=== Excerpted data ===

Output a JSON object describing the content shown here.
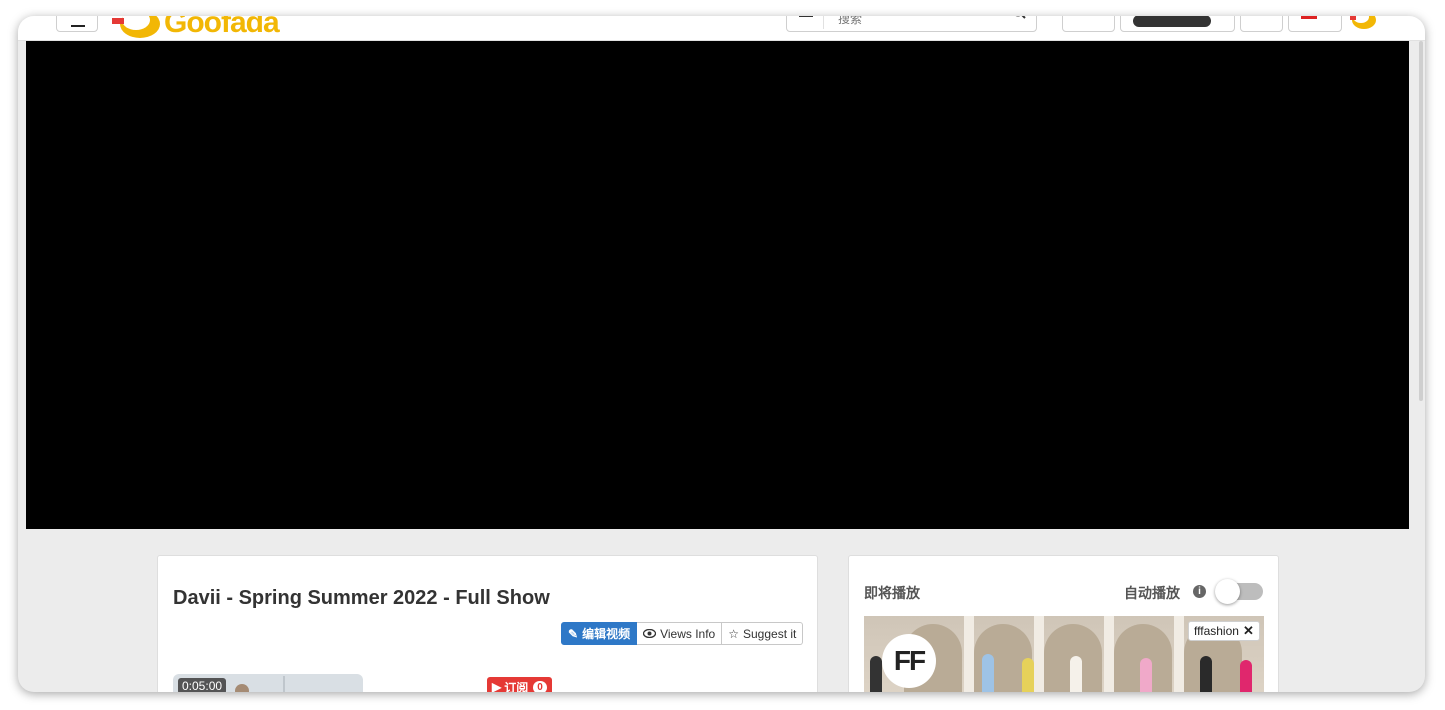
{
  "header": {
    "logo_text": "Goofada",
    "search_placeholder": "搜索",
    "search_icon": "search-icon"
  },
  "video": {
    "title": "Davii - Spring Summer 2022 - Full Show",
    "actions": {
      "edit_label": "编辑视频",
      "views_label": "Views Info",
      "suggest_label": "Suggest it"
    },
    "duration": "0:05:00",
    "subscribe_label": "订阅",
    "subscribe_count": "0"
  },
  "sidebar": {
    "up_next_label": "即将播放",
    "autoplay_label": "自动播放",
    "autoplay_on": false,
    "next_thumb": {
      "logo_text": "FF",
      "channel_tag": "fffashion"
    }
  },
  "colors": {
    "accent_blue": "#2e78c7",
    "subscribe_red": "#e53935",
    "logo_yellow": "#f2b705",
    "background": "#ececec"
  }
}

===

**What needs to be done**
Your copy should match the records word for word, with the pictures removed.

**Written reply**
Output a JSON object describing the content shown here.
{
  "header": {
    "logo_text": "Goofada",
    "search_placeholder": "搜索",
    "search_icon": "search-icon"
  },
  "video": {
    "title": "Davii - Spring Summer 2022 - Full Show",
    "actions": {
      "edit_label": "编辑视频",
      "views_label": "Views Info",
      "suggest_label": "Suggest it"
    },
    "duration": "0:05:00",
    "subscribe_label": "订阅",
    "subscribe_count": "0"
  },
  "sidebar": {
    "up_next_label": "即将播放",
    "autoplay_label": "自动播放",
    "autoplay_on": false,
    "next_thumb": {
      "logo_text": "FF",
      "channel_tag": "fffashion"
    }
  },
  "colors": {
    "accent_blue": "#2e78c7",
    "subscribe_red": "#e53935",
    "logo_yellow": "#f2b705",
    "background": "#ececec"
  }
}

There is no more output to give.